Given task: Identify all lines in the data containing the string "Read". Copy them out.

Provided records:
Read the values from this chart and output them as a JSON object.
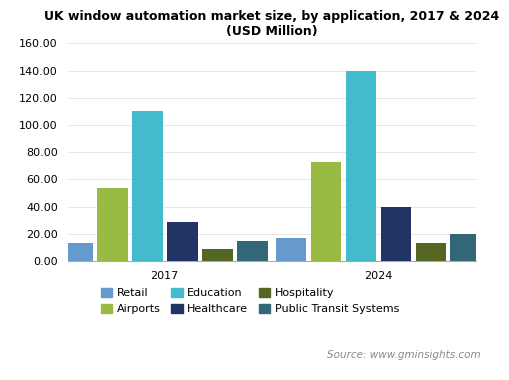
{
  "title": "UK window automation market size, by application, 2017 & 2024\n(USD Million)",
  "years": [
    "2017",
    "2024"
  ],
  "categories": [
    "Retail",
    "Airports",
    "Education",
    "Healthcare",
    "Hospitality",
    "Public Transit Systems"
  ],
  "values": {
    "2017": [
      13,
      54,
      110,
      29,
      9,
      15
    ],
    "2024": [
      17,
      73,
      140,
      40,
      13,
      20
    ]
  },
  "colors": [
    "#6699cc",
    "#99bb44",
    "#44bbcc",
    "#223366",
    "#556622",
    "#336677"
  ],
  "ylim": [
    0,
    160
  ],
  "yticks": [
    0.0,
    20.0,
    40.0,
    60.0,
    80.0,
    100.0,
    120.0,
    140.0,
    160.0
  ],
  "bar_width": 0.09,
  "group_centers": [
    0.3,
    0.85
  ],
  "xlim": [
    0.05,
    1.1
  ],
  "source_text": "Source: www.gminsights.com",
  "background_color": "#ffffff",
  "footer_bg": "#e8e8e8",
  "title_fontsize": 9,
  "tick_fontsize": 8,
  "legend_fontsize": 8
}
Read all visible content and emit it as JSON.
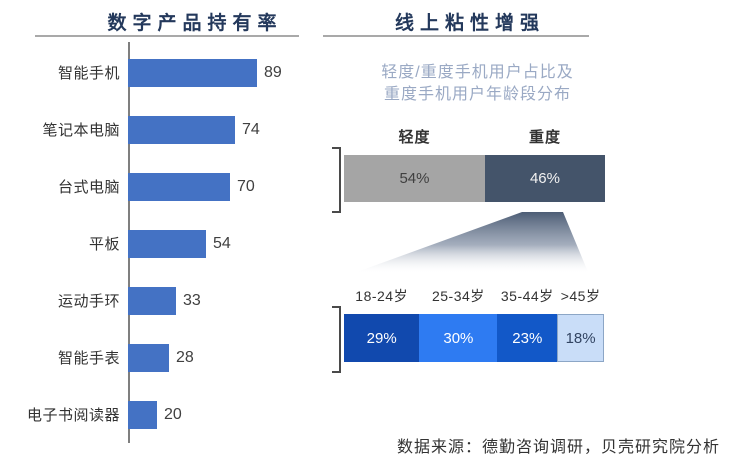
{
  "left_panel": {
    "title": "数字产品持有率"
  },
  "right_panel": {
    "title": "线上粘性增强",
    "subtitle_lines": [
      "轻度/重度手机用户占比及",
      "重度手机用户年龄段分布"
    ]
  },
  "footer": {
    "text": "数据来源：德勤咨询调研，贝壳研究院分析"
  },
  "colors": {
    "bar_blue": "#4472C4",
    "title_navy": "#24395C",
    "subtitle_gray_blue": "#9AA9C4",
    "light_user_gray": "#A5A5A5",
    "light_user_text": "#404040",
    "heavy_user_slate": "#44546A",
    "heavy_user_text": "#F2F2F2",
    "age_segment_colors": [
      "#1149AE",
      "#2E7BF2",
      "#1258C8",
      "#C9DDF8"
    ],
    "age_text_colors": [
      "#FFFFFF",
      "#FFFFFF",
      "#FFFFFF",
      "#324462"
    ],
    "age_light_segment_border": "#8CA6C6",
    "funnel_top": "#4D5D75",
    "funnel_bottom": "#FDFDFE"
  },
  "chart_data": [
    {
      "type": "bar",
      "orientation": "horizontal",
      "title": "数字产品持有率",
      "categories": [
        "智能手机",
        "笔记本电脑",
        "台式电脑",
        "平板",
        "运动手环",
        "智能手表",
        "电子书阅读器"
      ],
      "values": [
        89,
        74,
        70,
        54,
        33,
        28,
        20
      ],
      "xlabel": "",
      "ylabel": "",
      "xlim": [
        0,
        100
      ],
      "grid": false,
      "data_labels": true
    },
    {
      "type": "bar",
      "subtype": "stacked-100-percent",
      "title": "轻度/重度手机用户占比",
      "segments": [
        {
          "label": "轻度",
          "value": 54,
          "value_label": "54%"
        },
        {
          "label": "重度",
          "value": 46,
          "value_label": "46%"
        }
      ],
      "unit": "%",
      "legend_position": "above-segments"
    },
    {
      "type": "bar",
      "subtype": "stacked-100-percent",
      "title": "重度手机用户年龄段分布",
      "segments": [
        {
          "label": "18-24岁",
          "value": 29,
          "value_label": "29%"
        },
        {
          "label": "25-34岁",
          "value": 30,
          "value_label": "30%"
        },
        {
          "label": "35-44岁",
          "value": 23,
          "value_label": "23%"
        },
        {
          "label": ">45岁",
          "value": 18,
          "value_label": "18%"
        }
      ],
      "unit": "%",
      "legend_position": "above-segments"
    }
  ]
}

Reply:
Read the values from this chart and output them as a JSON object.
Read all visible content and emit it as JSON.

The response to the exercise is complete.